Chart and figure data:
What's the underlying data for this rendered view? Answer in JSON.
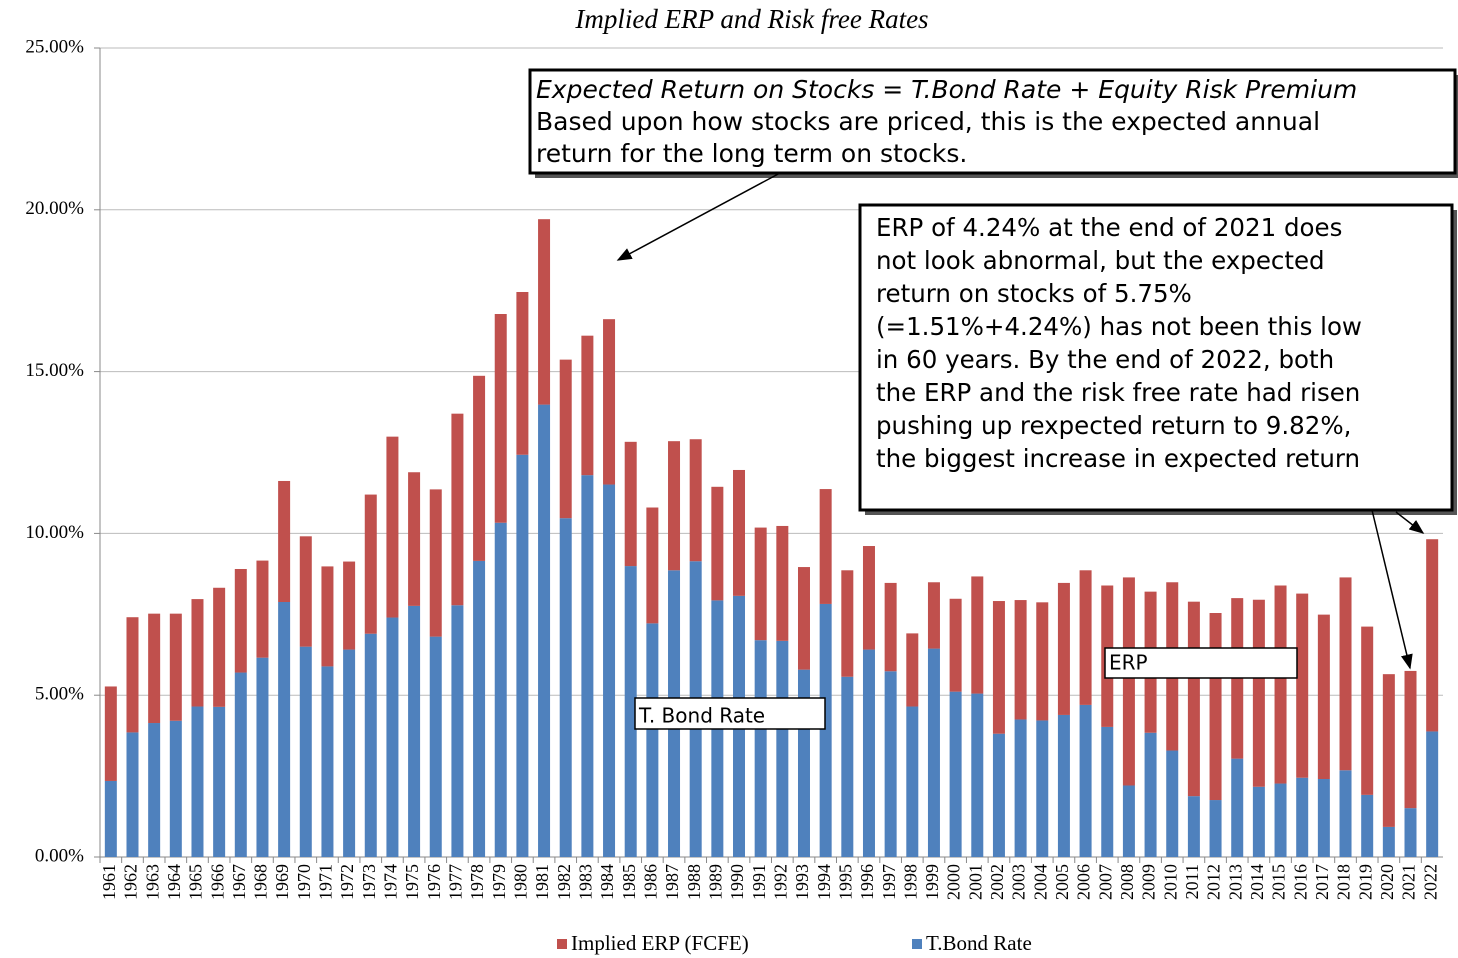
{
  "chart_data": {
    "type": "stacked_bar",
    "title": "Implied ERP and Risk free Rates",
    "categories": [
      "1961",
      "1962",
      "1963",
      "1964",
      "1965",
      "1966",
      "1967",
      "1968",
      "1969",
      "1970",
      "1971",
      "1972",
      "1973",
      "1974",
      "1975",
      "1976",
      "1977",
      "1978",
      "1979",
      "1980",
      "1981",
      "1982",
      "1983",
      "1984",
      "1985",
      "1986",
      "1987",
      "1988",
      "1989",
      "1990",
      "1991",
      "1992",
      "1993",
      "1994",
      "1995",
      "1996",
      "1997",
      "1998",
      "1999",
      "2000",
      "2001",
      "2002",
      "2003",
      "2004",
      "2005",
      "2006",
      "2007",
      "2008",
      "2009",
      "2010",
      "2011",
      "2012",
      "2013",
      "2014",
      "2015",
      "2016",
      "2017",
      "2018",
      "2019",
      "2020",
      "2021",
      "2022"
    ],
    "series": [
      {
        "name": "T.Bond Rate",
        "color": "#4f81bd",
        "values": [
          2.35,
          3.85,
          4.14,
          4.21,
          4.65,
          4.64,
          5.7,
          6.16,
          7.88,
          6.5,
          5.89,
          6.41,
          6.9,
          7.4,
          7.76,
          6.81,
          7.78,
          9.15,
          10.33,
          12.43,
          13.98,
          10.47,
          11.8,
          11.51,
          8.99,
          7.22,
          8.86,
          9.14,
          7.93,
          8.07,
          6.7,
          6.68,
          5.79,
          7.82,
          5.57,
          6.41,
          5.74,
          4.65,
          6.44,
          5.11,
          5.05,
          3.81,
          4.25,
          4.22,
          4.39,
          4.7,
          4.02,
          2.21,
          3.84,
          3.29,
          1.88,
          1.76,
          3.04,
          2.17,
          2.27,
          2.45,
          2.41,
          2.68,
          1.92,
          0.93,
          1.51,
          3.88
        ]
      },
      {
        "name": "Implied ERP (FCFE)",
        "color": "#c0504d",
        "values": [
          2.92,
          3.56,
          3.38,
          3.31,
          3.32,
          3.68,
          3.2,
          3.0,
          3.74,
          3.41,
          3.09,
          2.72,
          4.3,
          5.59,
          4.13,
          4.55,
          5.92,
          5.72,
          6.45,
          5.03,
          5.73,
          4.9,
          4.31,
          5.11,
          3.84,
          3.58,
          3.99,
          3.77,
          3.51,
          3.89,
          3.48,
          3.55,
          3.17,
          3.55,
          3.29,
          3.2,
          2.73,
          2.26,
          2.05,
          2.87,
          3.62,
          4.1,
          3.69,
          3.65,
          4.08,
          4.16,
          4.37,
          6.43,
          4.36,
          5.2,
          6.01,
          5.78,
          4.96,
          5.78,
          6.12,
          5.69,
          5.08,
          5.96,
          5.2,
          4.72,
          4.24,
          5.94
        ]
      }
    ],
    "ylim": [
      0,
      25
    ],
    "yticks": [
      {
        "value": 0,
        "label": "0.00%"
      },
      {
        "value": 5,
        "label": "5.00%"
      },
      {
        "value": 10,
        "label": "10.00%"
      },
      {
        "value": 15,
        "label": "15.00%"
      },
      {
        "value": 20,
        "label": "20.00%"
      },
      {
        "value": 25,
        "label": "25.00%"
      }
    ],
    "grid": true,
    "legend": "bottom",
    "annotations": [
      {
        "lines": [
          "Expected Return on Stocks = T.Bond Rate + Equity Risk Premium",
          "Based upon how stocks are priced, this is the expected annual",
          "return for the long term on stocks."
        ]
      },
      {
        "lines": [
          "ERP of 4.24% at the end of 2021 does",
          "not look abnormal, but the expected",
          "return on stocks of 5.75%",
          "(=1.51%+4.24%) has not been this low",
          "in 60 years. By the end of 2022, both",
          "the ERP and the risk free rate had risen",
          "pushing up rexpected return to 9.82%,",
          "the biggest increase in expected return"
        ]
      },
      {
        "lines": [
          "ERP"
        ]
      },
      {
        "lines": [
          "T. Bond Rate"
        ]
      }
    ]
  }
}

...

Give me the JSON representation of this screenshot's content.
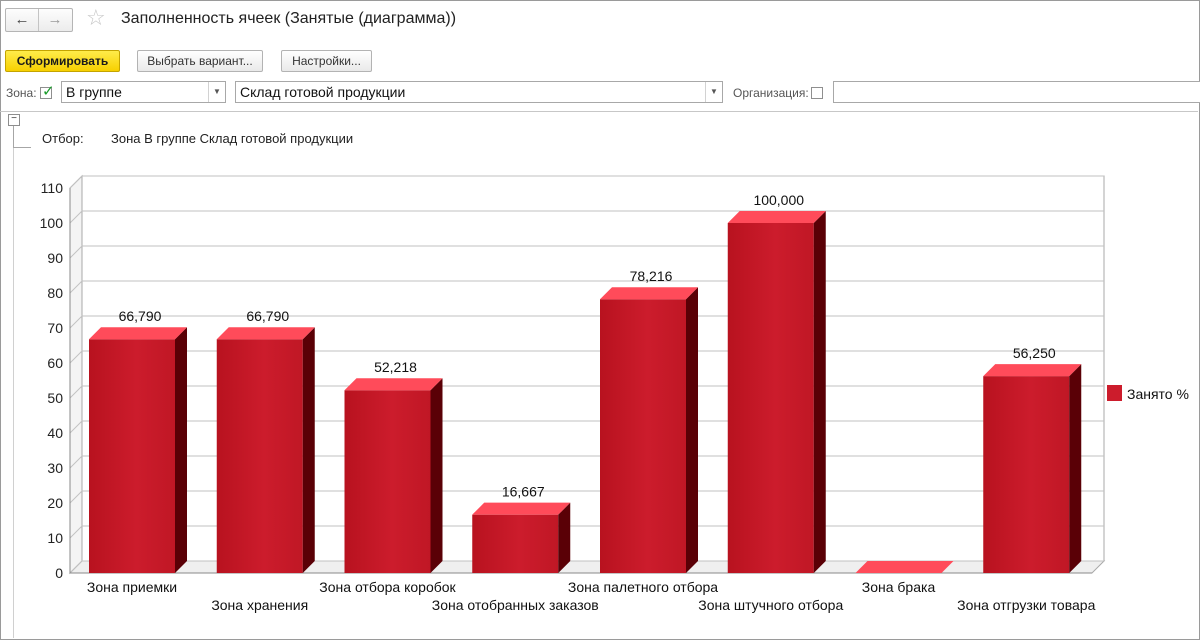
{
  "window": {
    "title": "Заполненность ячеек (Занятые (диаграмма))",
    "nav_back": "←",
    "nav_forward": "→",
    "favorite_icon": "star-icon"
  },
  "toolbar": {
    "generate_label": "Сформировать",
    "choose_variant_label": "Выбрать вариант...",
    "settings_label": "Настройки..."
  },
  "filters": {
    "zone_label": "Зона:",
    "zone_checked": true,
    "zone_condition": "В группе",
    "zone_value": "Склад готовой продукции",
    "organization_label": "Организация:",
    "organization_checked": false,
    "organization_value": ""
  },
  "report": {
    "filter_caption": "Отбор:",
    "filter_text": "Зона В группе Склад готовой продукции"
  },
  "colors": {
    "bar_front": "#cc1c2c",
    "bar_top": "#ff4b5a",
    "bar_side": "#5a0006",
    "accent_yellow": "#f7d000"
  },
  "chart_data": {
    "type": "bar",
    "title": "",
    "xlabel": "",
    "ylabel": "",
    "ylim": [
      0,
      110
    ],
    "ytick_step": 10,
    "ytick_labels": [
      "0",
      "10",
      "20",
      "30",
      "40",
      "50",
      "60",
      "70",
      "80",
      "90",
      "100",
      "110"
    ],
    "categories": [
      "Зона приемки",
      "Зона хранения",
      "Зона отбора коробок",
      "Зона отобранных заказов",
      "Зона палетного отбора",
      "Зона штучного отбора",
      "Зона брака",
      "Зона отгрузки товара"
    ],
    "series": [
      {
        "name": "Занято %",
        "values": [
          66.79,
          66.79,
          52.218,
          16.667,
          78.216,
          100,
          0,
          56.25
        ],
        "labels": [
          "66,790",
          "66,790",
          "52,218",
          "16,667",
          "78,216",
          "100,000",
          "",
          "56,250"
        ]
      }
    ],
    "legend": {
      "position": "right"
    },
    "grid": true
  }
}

---

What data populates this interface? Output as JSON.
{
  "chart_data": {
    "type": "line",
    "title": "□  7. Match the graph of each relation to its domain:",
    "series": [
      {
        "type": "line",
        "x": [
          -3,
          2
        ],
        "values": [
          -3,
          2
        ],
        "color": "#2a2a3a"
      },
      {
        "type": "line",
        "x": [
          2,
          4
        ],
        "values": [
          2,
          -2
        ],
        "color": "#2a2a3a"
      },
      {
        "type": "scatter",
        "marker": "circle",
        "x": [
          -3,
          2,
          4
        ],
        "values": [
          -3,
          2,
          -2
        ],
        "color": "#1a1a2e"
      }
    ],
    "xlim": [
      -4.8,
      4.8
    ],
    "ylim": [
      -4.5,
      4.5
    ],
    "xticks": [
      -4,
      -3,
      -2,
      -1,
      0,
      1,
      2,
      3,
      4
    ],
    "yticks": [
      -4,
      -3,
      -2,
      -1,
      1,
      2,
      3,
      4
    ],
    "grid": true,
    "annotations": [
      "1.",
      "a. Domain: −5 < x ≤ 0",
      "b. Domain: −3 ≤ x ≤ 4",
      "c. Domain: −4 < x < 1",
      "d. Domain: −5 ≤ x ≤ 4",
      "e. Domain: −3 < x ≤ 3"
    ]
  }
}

## Objective
Search the lines for the word "free" and report how many contain it, by number only.

## Response
2